◆ **SOURCE DATA**
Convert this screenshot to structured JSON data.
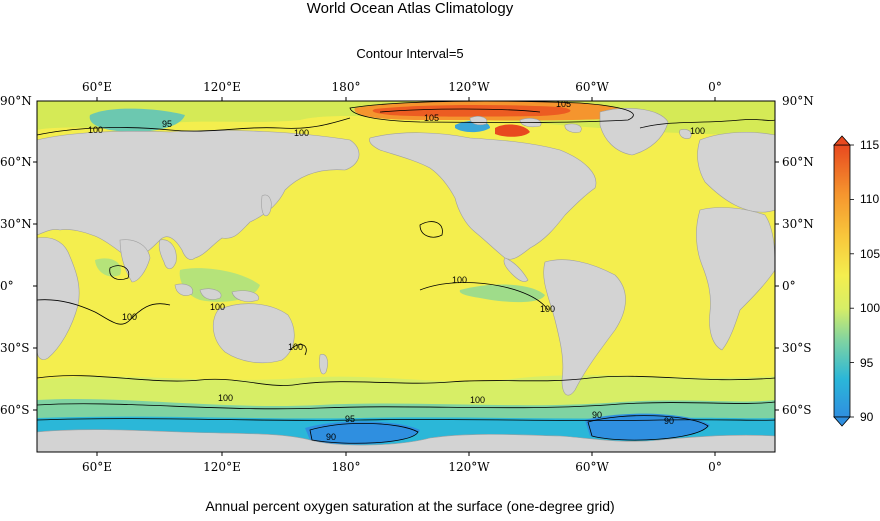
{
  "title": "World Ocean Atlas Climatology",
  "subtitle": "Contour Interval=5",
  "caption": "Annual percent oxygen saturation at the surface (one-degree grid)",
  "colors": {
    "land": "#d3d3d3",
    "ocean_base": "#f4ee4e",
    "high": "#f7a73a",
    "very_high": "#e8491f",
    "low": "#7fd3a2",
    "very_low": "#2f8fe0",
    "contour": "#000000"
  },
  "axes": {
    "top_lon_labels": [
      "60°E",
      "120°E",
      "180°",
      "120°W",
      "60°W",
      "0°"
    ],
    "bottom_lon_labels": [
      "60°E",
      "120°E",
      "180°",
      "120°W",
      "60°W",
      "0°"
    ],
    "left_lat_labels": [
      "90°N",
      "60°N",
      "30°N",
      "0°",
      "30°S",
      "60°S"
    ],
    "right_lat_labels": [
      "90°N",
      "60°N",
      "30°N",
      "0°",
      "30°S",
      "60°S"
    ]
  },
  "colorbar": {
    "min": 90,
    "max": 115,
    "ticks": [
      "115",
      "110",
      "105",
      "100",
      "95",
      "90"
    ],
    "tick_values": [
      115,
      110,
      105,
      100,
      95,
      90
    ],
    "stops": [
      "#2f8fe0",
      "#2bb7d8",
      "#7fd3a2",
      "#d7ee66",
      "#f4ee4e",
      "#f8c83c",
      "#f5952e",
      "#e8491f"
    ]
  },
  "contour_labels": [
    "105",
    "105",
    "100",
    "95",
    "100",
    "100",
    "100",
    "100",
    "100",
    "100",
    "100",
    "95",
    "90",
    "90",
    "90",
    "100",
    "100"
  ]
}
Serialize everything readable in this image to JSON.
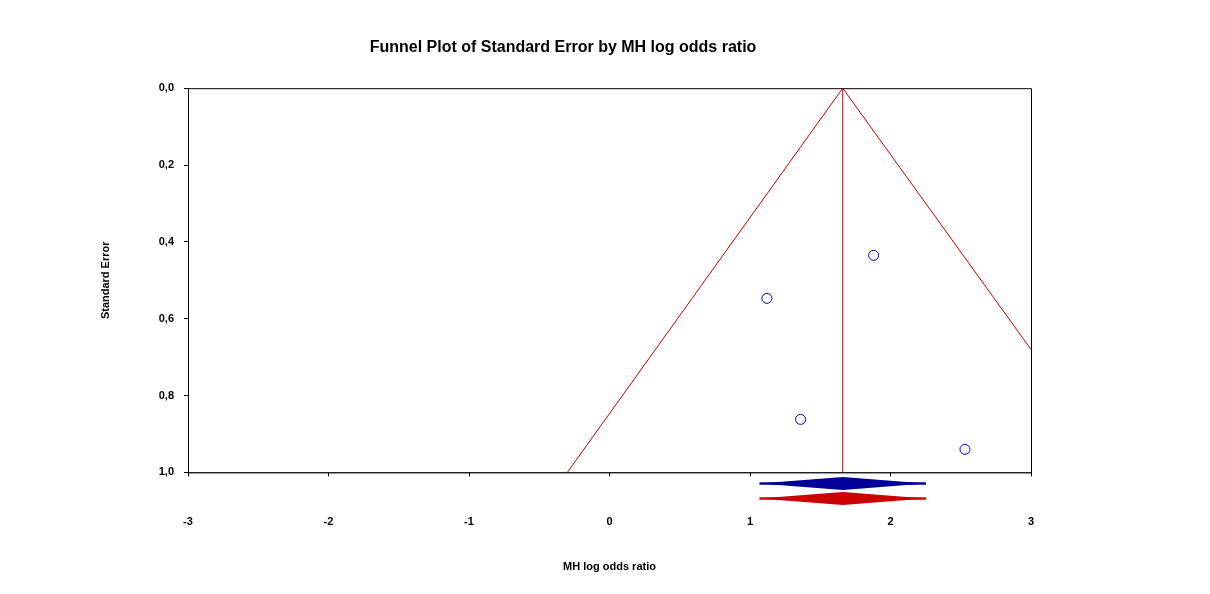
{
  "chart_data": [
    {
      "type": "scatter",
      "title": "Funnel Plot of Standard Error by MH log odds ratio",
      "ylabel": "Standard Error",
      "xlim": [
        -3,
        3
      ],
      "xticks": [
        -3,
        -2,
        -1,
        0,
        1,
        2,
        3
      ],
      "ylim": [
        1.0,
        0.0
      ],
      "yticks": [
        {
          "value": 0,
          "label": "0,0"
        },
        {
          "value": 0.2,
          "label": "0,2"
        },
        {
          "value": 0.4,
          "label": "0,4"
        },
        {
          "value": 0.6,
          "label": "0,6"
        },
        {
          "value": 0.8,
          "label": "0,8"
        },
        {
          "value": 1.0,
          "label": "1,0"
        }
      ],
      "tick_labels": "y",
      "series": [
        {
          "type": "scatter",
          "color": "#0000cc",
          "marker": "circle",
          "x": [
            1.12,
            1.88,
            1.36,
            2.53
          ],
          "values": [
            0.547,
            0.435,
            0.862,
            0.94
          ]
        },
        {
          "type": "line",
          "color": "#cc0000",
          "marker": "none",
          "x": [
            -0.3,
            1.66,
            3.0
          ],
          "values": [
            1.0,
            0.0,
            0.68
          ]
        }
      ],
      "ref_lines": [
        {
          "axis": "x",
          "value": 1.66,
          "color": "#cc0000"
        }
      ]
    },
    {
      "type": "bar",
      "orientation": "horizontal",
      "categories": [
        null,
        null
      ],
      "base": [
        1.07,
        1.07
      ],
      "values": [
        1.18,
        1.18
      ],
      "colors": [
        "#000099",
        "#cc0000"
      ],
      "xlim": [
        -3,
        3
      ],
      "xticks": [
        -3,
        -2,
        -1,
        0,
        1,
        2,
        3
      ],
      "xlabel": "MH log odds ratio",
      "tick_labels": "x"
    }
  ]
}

◆ **WORK TO COMPLETE**
Retype every record above exactly as written, but leave out the pictures.

◆ **TASK RESPONSE**
Convert this screenshot to structured JSON data.
{
  "title": "World Ocean Atlas Climatology",
  "subtitle": "Contour Interval=5",
  "caption": "Annual percent oxygen saturation at the surface (one-degree grid)",
  "colors": {
    "land": "#d3d3d3",
    "ocean_base": "#f4ee4e",
    "high": "#f7a73a",
    "very_high": "#e8491f",
    "low": "#7fd3a2",
    "very_low": "#2f8fe0",
    "contour": "#000000"
  },
  "axes": {
    "top_lon_labels": [
      "60°E",
      "120°E",
      "180°",
      "120°W",
      "60°W",
      "0°"
    ],
    "bottom_lon_labels": [
      "60°E",
      "120°E",
      "180°",
      "120°W",
      "60°W",
      "0°"
    ],
    "left_lat_labels": [
      "90°N",
      "60°N",
      "30°N",
      "0°",
      "30°S",
      "60°S"
    ],
    "right_lat_labels": [
      "90°N",
      "60°N",
      "30°N",
      "0°",
      "30°S",
      "60°S"
    ]
  },
  "colorbar": {
    "min": 90,
    "max": 115,
    "ticks": [
      "115",
      "110",
      "105",
      "100",
      "95",
      "90"
    ],
    "tick_values": [
      115,
      110,
      105,
      100,
      95,
      90
    ],
    "stops": [
      "#2f8fe0",
      "#2bb7d8",
      "#7fd3a2",
      "#d7ee66",
      "#f4ee4e",
      "#f8c83c",
      "#f5952e",
      "#e8491f"
    ]
  },
  "contour_labels": [
    "105",
    "105",
    "100",
    "95",
    "100",
    "100",
    "100",
    "100",
    "100",
    "100",
    "100",
    "95",
    "90",
    "90",
    "90",
    "100",
    "100"
  ]
}
Serialize everything readable in this image to JSON.
{
  "chart_data": [
    {
      "type": "scatter",
      "title": "Funnel Plot of Standard Error by MH log odds ratio",
      "ylabel": "Standard Error",
      "xlim": [
        -3,
        3
      ],
      "xticks": [
        -3,
        -2,
        -1,
        0,
        1,
        2,
        3
      ],
      "ylim": [
        1.0,
        0.0
      ],
      "yticks": [
        {
          "value": 0,
          "label": "0,0"
        },
        {
          "value": 0.2,
          "label": "0,2"
        },
        {
          "value": 0.4,
          "label": "0,4"
        },
        {
          "value": 0.6,
          "label": "0,6"
        },
        {
          "value": 0.8,
          "label": "0,8"
        },
        {
          "value": 1.0,
          "label": "1,0"
        }
      ],
      "tick_labels": "y",
      "series": [
        {
          "type": "scatter",
          "color": "#0000cc",
          "marker": "circle",
          "x": [
            1.12,
            1.88,
            1.36,
            2.53
          ],
          "values": [
            0.547,
            0.435,
            0.862,
            0.94
          ]
        },
        {
          "type": "line",
          "color": "#cc0000",
          "marker": "none",
          "x": [
            -0.3,
            1.66,
            3.0
          ],
          "values": [
            1.0,
            0.0,
            0.68
          ]
        }
      ],
      "ref_lines": [
        {
          "axis": "x",
          "value": 1.66,
          "color": "#cc0000"
        }
      ]
    },
    {
      "type": "bar",
      "orientation": "horizontal",
      "categories": [
        null,
        null
      ],
      "base": [
        1.07,
        1.07
      ],
      "values": [
        1.18,
        1.18
      ],
      "colors": [
        "#000099",
        "#cc0000"
      ],
      "xlim": [
        -3,
        3
      ],
      "xticks": [
        -3,
        -2,
        -1,
        0,
        1,
        2,
        3
      ],
      "xlabel": "MH log odds ratio",
      "tick_labels": "x"
    }
  ]
}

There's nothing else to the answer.